═══ Raw records ═══

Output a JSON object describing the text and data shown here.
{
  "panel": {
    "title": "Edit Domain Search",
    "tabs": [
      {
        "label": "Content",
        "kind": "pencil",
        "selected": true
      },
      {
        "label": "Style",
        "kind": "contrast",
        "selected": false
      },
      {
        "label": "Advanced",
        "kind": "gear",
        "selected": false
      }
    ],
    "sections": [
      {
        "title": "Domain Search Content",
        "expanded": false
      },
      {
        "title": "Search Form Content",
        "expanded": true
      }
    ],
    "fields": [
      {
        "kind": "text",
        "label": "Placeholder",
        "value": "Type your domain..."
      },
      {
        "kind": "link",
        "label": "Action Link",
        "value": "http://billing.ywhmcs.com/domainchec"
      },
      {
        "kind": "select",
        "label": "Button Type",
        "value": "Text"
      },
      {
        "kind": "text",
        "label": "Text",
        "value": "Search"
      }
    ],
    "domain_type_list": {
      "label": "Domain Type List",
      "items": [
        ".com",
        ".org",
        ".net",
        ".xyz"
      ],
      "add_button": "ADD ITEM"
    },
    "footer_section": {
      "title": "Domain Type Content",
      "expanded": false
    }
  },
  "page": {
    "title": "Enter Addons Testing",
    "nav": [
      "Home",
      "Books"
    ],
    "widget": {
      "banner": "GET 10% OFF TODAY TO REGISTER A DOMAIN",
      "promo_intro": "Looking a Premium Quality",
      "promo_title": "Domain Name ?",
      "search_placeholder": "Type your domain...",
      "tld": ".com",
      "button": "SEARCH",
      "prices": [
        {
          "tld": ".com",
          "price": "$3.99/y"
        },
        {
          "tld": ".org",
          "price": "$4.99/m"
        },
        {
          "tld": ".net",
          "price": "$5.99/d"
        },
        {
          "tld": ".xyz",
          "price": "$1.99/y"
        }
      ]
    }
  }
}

═══

Every entry in the listing must be retyped exactly.

Output a JSON object describing the text and data shown here.
{
  "panel": {
    "title": "Edit Domain Search",
    "tabs": [
      {
        "label": "Content",
        "kind": "pencil",
        "selected": true
      },
      {
        "label": "Style",
        "kind": "contrast",
        "selected": false
      },
      {
        "label": "Advanced",
        "kind": "gear",
        "selected": false
      }
    ],
    "sections": [
      {
        "title": "Domain Search Content",
        "expanded": false
      },
      {
        "title": "Search Form Content",
        "expanded": true
      }
    ],
    "fields": [
      {
        "kind": "text",
        "label": "Placeholder",
        "value": "Type your domain..."
      },
      {
        "kind": "link",
        "label": "Action Link",
        "value": "http://billing.ywhmcs.com/domainchec"
      },
      {
        "kind": "select",
        "label": "Button Type",
        "value": "Text"
      },
      {
        "kind": "text",
        "label": "Text",
        "value": "Search"
      }
    ],
    "domain_type_list": {
      "label": "Domain Type List",
      "items": [
        ".com",
        ".org",
        ".net",
        ".xyz"
      ],
      "add_button": "ADD ITEM"
    },
    "footer_section": {
      "title": "Domain Type Content",
      "expanded": false
    }
  },
  "page": {
    "title": "Enter Addons Testing",
    "nav": [
      "Home",
      "Books"
    ],
    "widget": {
      "banner": "GET 10% OFF TODAY TO REGISTER A DOMAIN",
      "promo_intro": "Looking a Premium Quality",
      "promo_title": "Domain Name ?",
      "search_placeholder": "Type your domain...",
      "tld": ".com",
      "button": "SEARCH",
      "prices": [
        {
          "tld": ".com",
          "price": "$3.99/y"
        },
        {
          "tld": ".org",
          "price": "$4.99/m"
        },
        {
          "tld": ".net",
          "price": "$5.99/d"
        },
        {
          "tld": ".xyz",
          "price": "$1.99/y"
        }
      ]
    }
  }
}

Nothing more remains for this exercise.